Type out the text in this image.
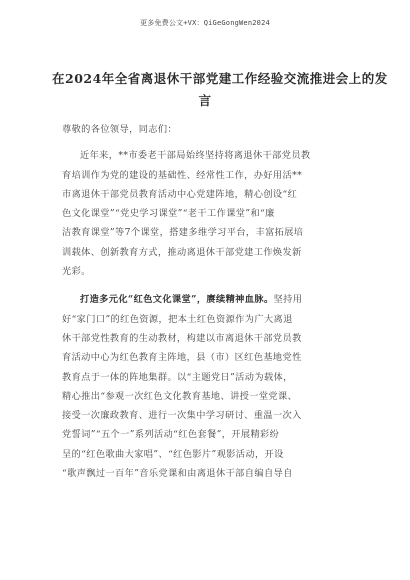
更多免费公文+VX：QiGeGongWen2024
在2024年全省离退休干部党建工作经验交流推进会上的发
言
尊敬的各位领导，同志们：
近年来，**市委老干部局始终坚持将离退休干部党员教
育培训作为党的建设的基础性、经常性工作，办好用活**
市离退休干部党员教育活动中心党建阵地，精心创设“红
色文化课堂”“党史学习课堂”“老干工作课堂”和“廉
洁教育课堂”等7个课堂，搭建多维学习平台，丰富拓展培
训载体、创新教育方式，推动离退休干部党建工作焕发新
光彩。
打造多元化“红色文化课堂”，赓续精神血脉。坚持用
好“家门口”的红色资源，把本土红色资源作为广大离退
休干部党性教育的生动教材，构建以市离退休干部党员教
育活动中心为红色教育主阵地，县（市）区红色基地党性
教育点于一体的阵地集群。以“主题党日”活动为载体，
精心推出“参观一次红色文化教育基地、讲授一堂党课、
接受一次廉政教育、进行一次集中学习研讨、重温一次入
党誓词”“五个一”系列活动“红色套餐”，开展精彩纷
呈的“红色歌曲大家唱”、“红色影片”观影活动，开设
“歌声飘过一百年”音乐党课和由离退休干部自编自导自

▶ _Task objective_
Quote the listing above in full, except for the pictures.

▶ _Expected output_
Type out the text in this image.
更多免费公文+VX：QiGeGongWen2024
在2024年全省离退休干部党建工作经验交流推进会上的发
言
尊敬的各位领导，同志们：
近年来，**市委老干部局始终坚持将离退休干部党员教
育培训作为党的建设的基础性、经常性工作，办好用活**
市离退休干部党员教育活动中心党建阵地，精心创设“红
色文化课堂”“党史学习课堂”“老干工作课堂”和“廉
洁教育课堂”等7个课堂，搭建多维学习平台，丰富拓展培
训载体、创新教育方式，推动离退休干部党建工作焕发新
光彩。
打造多元化“红色文化课堂”，赓续精神血脉。坚持用
好“家门口”的红色资源，把本土红色资源作为广大离退
休干部党性教育的生动教材，构建以市离退休干部党员教
育活动中心为红色教育主阵地，县（市）区红色基地党性
教育点于一体的阵地集群。以“主题党日”活动为载体，
精心推出“参观一次红色文化教育基地、讲授一堂党课、
接受一次廉政教育、进行一次集中学习研讨、重温一次入
党誓词”“五个一”系列活动“红色套餐”，开展精彩纷
呈的“红色歌曲大家唱”、“红色影片”观影活动，开设
“歌声飘过一百年”音乐党课和由离退休干部自编自导自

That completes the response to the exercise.